>> begin SUPPLIED RECORDS

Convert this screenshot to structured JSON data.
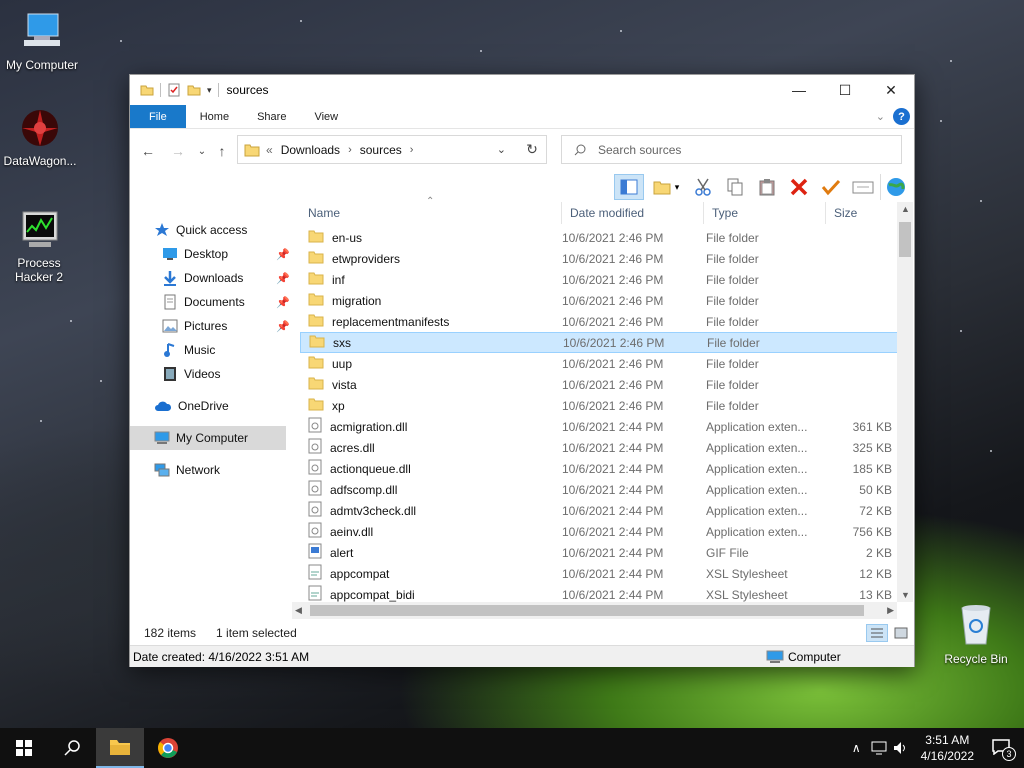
{
  "desktop": {
    "icons": [
      {
        "label": "My Computer"
      },
      {
        "label": "DataWagon..."
      },
      {
        "label": "Process Hacker 2"
      },
      {
        "label": "Recycle Bin"
      }
    ]
  },
  "window": {
    "title": "sources",
    "controls": {
      "minimize": "—",
      "maximize": "☐",
      "close": "✕"
    },
    "ribbon_tabs": [
      "File",
      "Home",
      "Share",
      "View"
    ],
    "help": "?",
    "address": {
      "overflow": "«",
      "crumbs": [
        "Downloads",
        "sources"
      ]
    },
    "search_placeholder": "Search sources",
    "sidebar": [
      {
        "label": "Quick access",
        "icon": "star-icon"
      },
      {
        "label": "Desktop",
        "icon": "desktop-icon",
        "pinned": true
      },
      {
        "label": "Downloads",
        "icon": "download-icon",
        "pinned": true
      },
      {
        "label": "Documents",
        "icon": "documents-icon",
        "pinned": true
      },
      {
        "label": "Pictures",
        "icon": "pictures-icon",
        "pinned": true
      },
      {
        "label": "Music",
        "icon": "music-icon"
      },
      {
        "label": "Videos",
        "icon": "videos-icon"
      },
      {
        "label": "OneDrive",
        "icon": "cloud-icon"
      },
      {
        "label": "My Computer",
        "icon": "computer-icon",
        "selected": true
      },
      {
        "label": "Network",
        "icon": "network-icon"
      }
    ],
    "columns": [
      "Name",
      "Date modified",
      "Type",
      "Size"
    ],
    "files": [
      {
        "name": "en-us",
        "date": "10/6/2021 2:46 PM",
        "type": "File folder",
        "size": "",
        "kind": "folder"
      },
      {
        "name": "etwproviders",
        "date": "10/6/2021 2:46 PM",
        "type": "File folder",
        "size": "",
        "kind": "folder"
      },
      {
        "name": "inf",
        "date": "10/6/2021 2:46 PM",
        "type": "File folder",
        "size": "",
        "kind": "folder"
      },
      {
        "name": "migration",
        "date": "10/6/2021 2:46 PM",
        "type": "File folder",
        "size": "",
        "kind": "folder"
      },
      {
        "name": "replacementmanifests",
        "date": "10/6/2021 2:46 PM",
        "type": "File folder",
        "size": "",
        "kind": "folder"
      },
      {
        "name": "sxs",
        "date": "10/6/2021 2:46 PM",
        "type": "File folder",
        "size": "",
        "kind": "folder",
        "selected": true
      },
      {
        "name": "uup",
        "date": "10/6/2021 2:46 PM",
        "type": "File folder",
        "size": "",
        "kind": "folder"
      },
      {
        "name": "vista",
        "date": "10/6/2021 2:46 PM",
        "type": "File folder",
        "size": "",
        "kind": "folder"
      },
      {
        "name": "xp",
        "date": "10/6/2021 2:46 PM",
        "type": "File folder",
        "size": "",
        "kind": "folder"
      },
      {
        "name": "acmigration.dll",
        "date": "10/6/2021 2:44 PM",
        "type": "Application exten...",
        "size": "361 KB",
        "kind": "dll"
      },
      {
        "name": "acres.dll",
        "date": "10/6/2021 2:44 PM",
        "type": "Application exten...",
        "size": "325 KB",
        "kind": "dll"
      },
      {
        "name": "actionqueue.dll",
        "date": "10/6/2021 2:44 PM",
        "type": "Application exten...",
        "size": "185 KB",
        "kind": "dll"
      },
      {
        "name": "adfscomp.dll",
        "date": "10/6/2021 2:44 PM",
        "type": "Application exten...",
        "size": "50 KB",
        "kind": "dll"
      },
      {
        "name": "admtv3check.dll",
        "date": "10/6/2021 2:44 PM",
        "type": "Application exten...",
        "size": "72 KB",
        "kind": "dll"
      },
      {
        "name": "aeinv.dll",
        "date": "10/6/2021 2:44 PM",
        "type": "Application exten...",
        "size": "756 KB",
        "kind": "dll"
      },
      {
        "name": "alert",
        "date": "10/6/2021 2:44 PM",
        "type": "GIF File",
        "size": "2 KB",
        "kind": "image"
      },
      {
        "name": "appcompat",
        "date": "10/6/2021 2:44 PM",
        "type": "XSL Stylesheet",
        "size": "12 KB",
        "kind": "xsl"
      },
      {
        "name": "appcompat_bidi",
        "date": "10/6/2021 2:44 PM",
        "type": "XSL Stylesheet",
        "size": "13 KB",
        "kind": "xsl"
      }
    ],
    "status": {
      "count": "182 items",
      "selection": "1 item selected"
    },
    "details": {
      "created": "Date created: 4/16/2022 3:51 AM",
      "location": "Computer"
    }
  },
  "taskbar": {
    "time": "3:51 AM",
    "date": "4/16/2022",
    "notifications": "3"
  },
  "colors": {
    "accent": "#1979ca",
    "selection": "#cce8ff",
    "folder": "#f8d775"
  }
}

>> end SUPPLIED RECORDS

WHAT YOU NEED TO DO =>
Every entry must be written out exactly, with all pictures left out.

SOLUTION TO THIS EXERCISE =>
Convert this screenshot to structured JSON data.
{
  "desktop": {
    "icons": [
      {
        "label": "My Computer"
      },
      {
        "label": "DataWagon..."
      },
      {
        "label": "Process Hacker 2"
      },
      {
        "label": "Recycle Bin"
      }
    ]
  },
  "window": {
    "title": "sources",
    "controls": {
      "minimize": "—",
      "maximize": "☐",
      "close": "✕"
    },
    "ribbon_tabs": [
      "File",
      "Home",
      "Share",
      "View"
    ],
    "help": "?",
    "address": {
      "overflow": "«",
      "crumbs": [
        "Downloads",
        "sources"
      ]
    },
    "search_placeholder": "Search sources",
    "sidebar": [
      {
        "label": "Quick access",
        "icon": "star-icon"
      },
      {
        "label": "Desktop",
        "icon": "desktop-icon",
        "pinned": true
      },
      {
        "label": "Downloads",
        "icon": "download-icon",
        "pinned": true
      },
      {
        "label": "Documents",
        "icon": "documents-icon",
        "pinned": true
      },
      {
        "label": "Pictures",
        "icon": "pictures-icon",
        "pinned": true
      },
      {
        "label": "Music",
        "icon": "music-icon"
      },
      {
        "label": "Videos",
        "icon": "videos-icon"
      },
      {
        "label": "OneDrive",
        "icon": "cloud-icon"
      },
      {
        "label": "My Computer",
        "icon": "computer-icon",
        "selected": true
      },
      {
        "label": "Network",
        "icon": "network-icon"
      }
    ],
    "columns": [
      "Name",
      "Date modified",
      "Type",
      "Size"
    ],
    "files": [
      {
        "name": "en-us",
        "date": "10/6/2021 2:46 PM",
        "type": "File folder",
        "size": "",
        "kind": "folder"
      },
      {
        "name": "etwproviders",
        "date": "10/6/2021 2:46 PM",
        "type": "File folder",
        "size": "",
        "kind": "folder"
      },
      {
        "name": "inf",
        "date": "10/6/2021 2:46 PM",
        "type": "File folder",
        "size": "",
        "kind": "folder"
      },
      {
        "name": "migration",
        "date": "10/6/2021 2:46 PM",
        "type": "File folder",
        "size": "",
        "kind": "folder"
      },
      {
        "name": "replacementmanifests",
        "date": "10/6/2021 2:46 PM",
        "type": "File folder",
        "size": "",
        "kind": "folder"
      },
      {
        "name": "sxs",
        "date": "10/6/2021 2:46 PM",
        "type": "File folder",
        "size": "",
        "kind": "folder",
        "selected": true
      },
      {
        "name": "uup",
        "date": "10/6/2021 2:46 PM",
        "type": "File folder",
        "size": "",
        "kind": "folder"
      },
      {
        "name": "vista",
        "date": "10/6/2021 2:46 PM",
        "type": "File folder",
        "size": "",
        "kind": "folder"
      },
      {
        "name": "xp",
        "date": "10/6/2021 2:46 PM",
        "type": "File folder",
        "size": "",
        "kind": "folder"
      },
      {
        "name": "acmigration.dll",
        "date": "10/6/2021 2:44 PM",
        "type": "Application exten...",
        "size": "361 KB",
        "kind": "dll"
      },
      {
        "name": "acres.dll",
        "date": "10/6/2021 2:44 PM",
        "type": "Application exten...",
        "size": "325 KB",
        "kind": "dll"
      },
      {
        "name": "actionqueue.dll",
        "date": "10/6/2021 2:44 PM",
        "type": "Application exten...",
        "size": "185 KB",
        "kind": "dll"
      },
      {
        "name": "adfscomp.dll",
        "date": "10/6/2021 2:44 PM",
        "type": "Application exten...",
        "size": "50 KB",
        "kind": "dll"
      },
      {
        "name": "admtv3check.dll",
        "date": "10/6/2021 2:44 PM",
        "type": "Application exten...",
        "size": "72 KB",
        "kind": "dll"
      },
      {
        "name": "aeinv.dll",
        "date": "10/6/2021 2:44 PM",
        "type": "Application exten...",
        "size": "756 KB",
        "kind": "dll"
      },
      {
        "name": "alert",
        "date": "10/6/2021 2:44 PM",
        "type": "GIF File",
        "size": "2 KB",
        "kind": "image"
      },
      {
        "name": "appcompat",
        "date": "10/6/2021 2:44 PM",
        "type": "XSL Stylesheet",
        "size": "12 KB",
        "kind": "xsl"
      },
      {
        "name": "appcompat_bidi",
        "date": "10/6/2021 2:44 PM",
        "type": "XSL Stylesheet",
        "size": "13 KB",
        "kind": "xsl"
      }
    ],
    "status": {
      "count": "182 items",
      "selection": "1 item selected"
    },
    "details": {
      "created": "Date created: 4/16/2022 3:51 AM",
      "location": "Computer"
    }
  },
  "taskbar": {
    "time": "3:51 AM",
    "date": "4/16/2022",
    "notifications": "3"
  },
  "colors": {
    "accent": "#1979ca",
    "selection": "#cce8ff",
    "folder": "#f8d775"
  }
}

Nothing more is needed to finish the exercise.